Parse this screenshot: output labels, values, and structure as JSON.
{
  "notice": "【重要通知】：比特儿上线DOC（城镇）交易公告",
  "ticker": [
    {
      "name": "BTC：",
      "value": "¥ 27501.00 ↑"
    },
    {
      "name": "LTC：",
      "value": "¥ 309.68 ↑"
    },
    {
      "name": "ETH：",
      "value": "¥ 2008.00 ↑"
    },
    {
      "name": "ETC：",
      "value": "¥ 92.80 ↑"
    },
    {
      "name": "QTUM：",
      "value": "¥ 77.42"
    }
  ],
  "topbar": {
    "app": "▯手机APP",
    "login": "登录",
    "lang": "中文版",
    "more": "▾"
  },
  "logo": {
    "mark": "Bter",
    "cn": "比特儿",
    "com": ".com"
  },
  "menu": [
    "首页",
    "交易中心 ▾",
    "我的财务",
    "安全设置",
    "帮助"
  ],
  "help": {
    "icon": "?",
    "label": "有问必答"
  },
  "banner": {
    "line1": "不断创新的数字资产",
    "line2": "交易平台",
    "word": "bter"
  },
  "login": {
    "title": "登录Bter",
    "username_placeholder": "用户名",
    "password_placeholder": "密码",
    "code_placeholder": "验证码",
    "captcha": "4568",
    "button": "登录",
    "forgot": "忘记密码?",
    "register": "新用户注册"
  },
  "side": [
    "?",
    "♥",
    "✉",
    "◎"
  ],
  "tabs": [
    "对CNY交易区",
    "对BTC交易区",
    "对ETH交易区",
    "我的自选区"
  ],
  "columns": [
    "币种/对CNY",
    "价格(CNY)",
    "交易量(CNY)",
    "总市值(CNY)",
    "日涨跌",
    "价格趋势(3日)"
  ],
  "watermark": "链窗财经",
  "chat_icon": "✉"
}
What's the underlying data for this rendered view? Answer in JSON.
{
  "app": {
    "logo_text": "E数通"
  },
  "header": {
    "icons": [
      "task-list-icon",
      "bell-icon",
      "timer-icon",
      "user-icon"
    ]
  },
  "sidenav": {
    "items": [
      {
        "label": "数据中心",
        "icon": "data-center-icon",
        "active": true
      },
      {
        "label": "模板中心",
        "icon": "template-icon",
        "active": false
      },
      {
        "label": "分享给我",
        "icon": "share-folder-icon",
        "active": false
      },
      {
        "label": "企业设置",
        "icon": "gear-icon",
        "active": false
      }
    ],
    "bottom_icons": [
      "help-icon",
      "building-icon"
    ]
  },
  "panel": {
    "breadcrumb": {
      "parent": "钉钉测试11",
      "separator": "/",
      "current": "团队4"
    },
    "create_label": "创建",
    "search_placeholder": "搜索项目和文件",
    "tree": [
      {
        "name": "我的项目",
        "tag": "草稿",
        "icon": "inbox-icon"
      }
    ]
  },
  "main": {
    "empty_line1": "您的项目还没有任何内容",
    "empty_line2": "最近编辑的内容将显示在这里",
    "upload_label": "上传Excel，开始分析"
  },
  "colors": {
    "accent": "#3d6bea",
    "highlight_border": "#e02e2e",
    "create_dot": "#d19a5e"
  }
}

================

> Instructions to follow: Using the data above, reproduce every line exactly.

> Correct answer:
Parse this screenshot: output labels, values, and structure as JSON.
{
  "notice": "【重要通知】：比特儿上线DOC（城镇）交易公告",
  "ticker": [
    {
      "name": "BTC：",
      "value": "¥ 27501.00 ↑"
    },
    {
      "name": "LTC：",
      "value": "¥ 309.68 ↑"
    },
    {
      "name": "ETH：",
      "value": "¥ 2008.00 ↑"
    },
    {
      "name": "ETC：",
      "value": "¥ 92.80 ↑"
    },
    {
      "name": "QTUM：",
      "value": "¥ 77.42"
    }
  ],
  "topbar": {
    "app": "▯手机APP",
    "login": "登录",
    "lang": "中文版",
    "more": "▾"
  },
  "logo": {
    "mark": "Bter",
    "cn": "比特儿",
    "com": ".com"
  },
  "menu": [
    "首页",
    "交易中心 ▾",
    "我的财务",
    "安全设置",
    "帮助"
  ],
  "help": {
    "icon": "?",
    "label": "有问必答"
  },
  "banner": {
    "line1": "不断创新的数字资产",
    "line2": "交易平台",
    "word": "bter"
  },
  "login": {
    "title": "登录Bter",
    "username_placeholder": "用户名",
    "password_placeholder": "密码",
    "code_placeholder": "验证码",
    "captcha": "4568",
    "button": "登录",
    "forgot": "忘记密码?",
    "register": "新用户注册"
  },
  "side": [
    "?",
    "♥",
    "✉",
    "◎"
  ],
  "tabs": [
    "对CNY交易区",
    "对BTC交易区",
    "对ETH交易区",
    "我的自选区"
  ],
  "columns": [
    "币种/对CNY",
    "价格(CNY)",
    "交易量(CNY)",
    "总市值(CNY)",
    "日涨跌",
    "价格趋势(3日)"
  ],
  "watermark": "链窗财经",
  "chat_icon": "✉"
}
What's the underlying data for this rendered view? Answer in JSON.
{
  "app": {
    "logo_text": "E数通"
  },
  "header": {
    "icons": [
      "task-list-icon",
      "bell-icon",
      "timer-icon",
      "user-icon"
    ]
  },
  "sidenav": {
    "items": [
      {
        "label": "数据中心",
        "icon": "data-center-icon",
        "active": true
      },
      {
        "label": "模板中心",
        "icon": "template-icon",
        "active": false
      },
      {
        "label": "分享给我",
        "icon": "share-folder-icon",
        "active": false
      },
      {
        "label": "企业设置",
        "icon": "gear-icon",
        "active": false
      }
    ],
    "bottom_icons": [
      "help-icon",
      "building-icon"
    ]
  },
  "panel": {
    "breadcrumb": {
      "parent": "钉钉测试11",
      "separator": "/",
      "current": "团队4"
    },
    "create_label": "创建",
    "search_placeholder": "搜索项目和文件",
    "tree": [
      {
        "name": "我的项目",
        "tag": "草稿",
        "icon": "inbox-icon"
      }
    ]
  },
  "main": {
    "empty_line1": "您的项目还没有任何内容",
    "empty_line2": "最近编辑的内容将显示在这里",
    "upload_label": "上传Excel，开始分析"
  },
  "colors": {
    "accent": "#3d6bea",
    "highlight_border": "#e02e2e",
    "create_dot": "#d19a5e"
  }
}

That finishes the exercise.